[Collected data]
——

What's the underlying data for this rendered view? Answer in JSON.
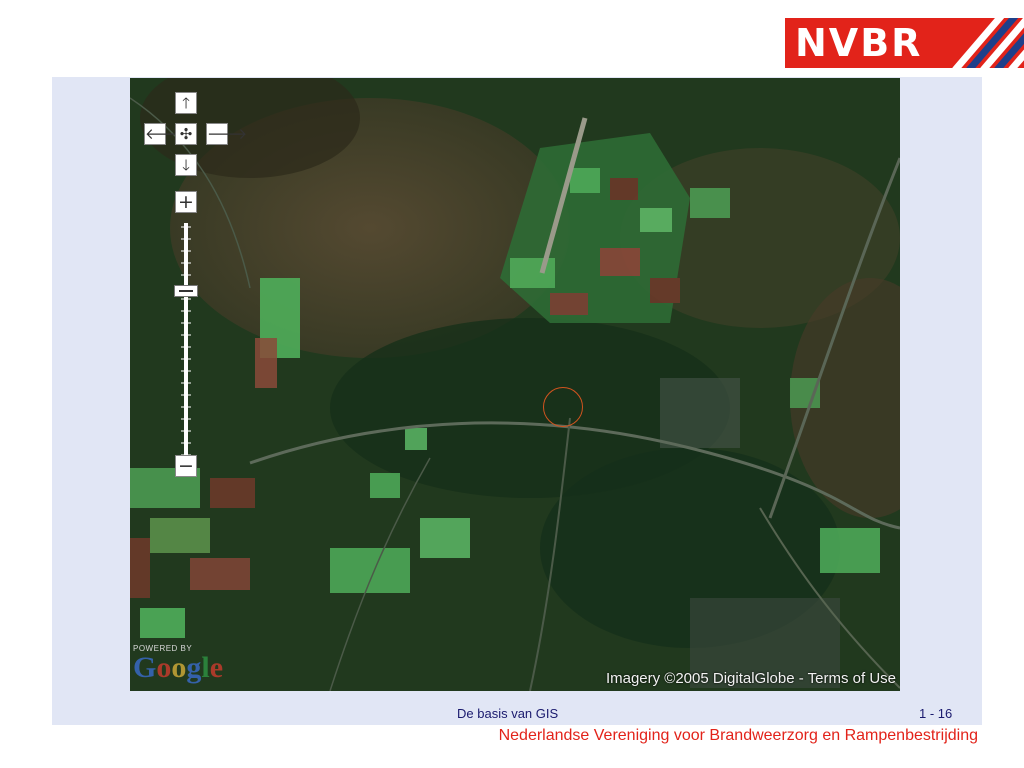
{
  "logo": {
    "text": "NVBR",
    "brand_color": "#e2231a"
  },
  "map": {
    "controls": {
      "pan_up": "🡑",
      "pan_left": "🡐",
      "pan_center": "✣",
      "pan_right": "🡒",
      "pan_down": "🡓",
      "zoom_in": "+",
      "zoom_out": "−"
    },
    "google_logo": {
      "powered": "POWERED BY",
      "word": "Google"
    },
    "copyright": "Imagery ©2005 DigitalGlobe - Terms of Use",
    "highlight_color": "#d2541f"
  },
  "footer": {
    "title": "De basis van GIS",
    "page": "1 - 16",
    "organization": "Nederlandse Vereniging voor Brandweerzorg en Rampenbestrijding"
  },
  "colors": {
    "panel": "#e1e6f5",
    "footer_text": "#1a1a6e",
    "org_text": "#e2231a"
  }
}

——

WHAT IS ASKED — Except for the pictures, print the data above exactly.

THE COMPLETED TASK —
What's the underlying data for this rendered view? Answer in JSON.
{
  "logo": {
    "text": "NVBR",
    "brand_color": "#e2231a"
  },
  "map": {
    "controls": {
      "pan_up": "🡑",
      "pan_left": "🡐",
      "pan_center": "✣",
      "pan_right": "🡒",
      "pan_down": "🡓",
      "zoom_in": "+",
      "zoom_out": "−"
    },
    "google_logo": {
      "powered": "POWERED BY",
      "word": "Google"
    },
    "copyright": "Imagery ©2005 DigitalGlobe - Terms of Use",
    "highlight_color": "#d2541f"
  },
  "footer": {
    "title": "De basis van GIS",
    "page": "1 - 16",
    "organization": "Nederlandse Vereniging voor Brandweerzorg en Rampenbestrijding"
  },
  "colors": {
    "panel": "#e1e6f5",
    "footer_text": "#1a1a6e",
    "org_text": "#e2231a"
  }
}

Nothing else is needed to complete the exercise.